Retype everything in the listing, leaving each line exactly as it is.

----- Supplied data

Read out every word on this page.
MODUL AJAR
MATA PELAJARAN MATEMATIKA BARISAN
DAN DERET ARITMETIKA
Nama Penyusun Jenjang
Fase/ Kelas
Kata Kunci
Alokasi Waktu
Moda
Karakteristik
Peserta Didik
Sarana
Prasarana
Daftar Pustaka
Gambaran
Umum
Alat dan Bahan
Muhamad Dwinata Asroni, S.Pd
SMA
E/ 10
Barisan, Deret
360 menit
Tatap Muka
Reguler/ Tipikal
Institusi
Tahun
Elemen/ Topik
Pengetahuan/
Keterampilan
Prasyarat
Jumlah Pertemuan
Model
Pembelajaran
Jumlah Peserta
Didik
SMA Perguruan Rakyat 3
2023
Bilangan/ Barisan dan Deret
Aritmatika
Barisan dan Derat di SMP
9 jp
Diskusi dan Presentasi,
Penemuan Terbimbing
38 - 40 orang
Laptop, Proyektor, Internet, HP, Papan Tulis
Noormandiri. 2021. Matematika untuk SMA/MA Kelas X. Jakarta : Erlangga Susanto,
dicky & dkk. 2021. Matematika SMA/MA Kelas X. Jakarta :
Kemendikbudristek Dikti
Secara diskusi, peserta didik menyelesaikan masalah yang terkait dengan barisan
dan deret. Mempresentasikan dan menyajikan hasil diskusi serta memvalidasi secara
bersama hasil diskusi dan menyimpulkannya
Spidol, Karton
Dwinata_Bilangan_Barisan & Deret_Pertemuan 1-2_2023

----------

[Exercise response]
Read out every word on this page.
MODUL AJAR
MATA PELAJARAN MATEMATIKA BARISAN
DAN DERET ARITMETIKA
Nama Penyusun Jenjang
Fase/ Kelas
Kata Kunci
Alokasi Waktu
Moda
Karakteristik
Peserta Didik
Sarana
Prasarana
Daftar Pustaka
Gambaran
Umum
Alat dan Bahan
Muhamad Dwinata Asroni, S.Pd
SMA
E/ 10
Barisan, Deret
360 menit
Tatap Muka
Reguler/ Tipikal
Institusi
Tahun
Elemen/ Topik
Pengetahuan/
Keterampilan
Prasyarat
Jumlah Pertemuan
Model
Pembelajaran
Jumlah Peserta
Didik
SMA Perguruan Rakyat 3
2023
Bilangan/ Barisan dan Deret
Aritmatika
Barisan dan Derat di SMP
9 jp
Diskusi dan Presentasi,
Penemuan Terbimbing
38 - 40 orang
Laptop, Proyektor, Internet, HP, Papan Tulis
Noormandiri. 2021. Matematika untuk SMA/MA Kelas X. Jakarta : Erlangga Susanto,
dicky & dkk. 2021. Matematika SMA/MA Kelas X. Jakarta :
Kemendikbudristek Dikti
Secara diskusi, peserta didik menyelesaikan masalah yang terkait dengan barisan
dan deret. Mempresentasikan dan menyajikan hasil diskusi serta memvalidasi secara
bersama hasil diskusi dan menyimpulkannya
Spidol, Karton
Dwinata_Bilangan_Barisan & Deret_Pertemuan 1-2_2023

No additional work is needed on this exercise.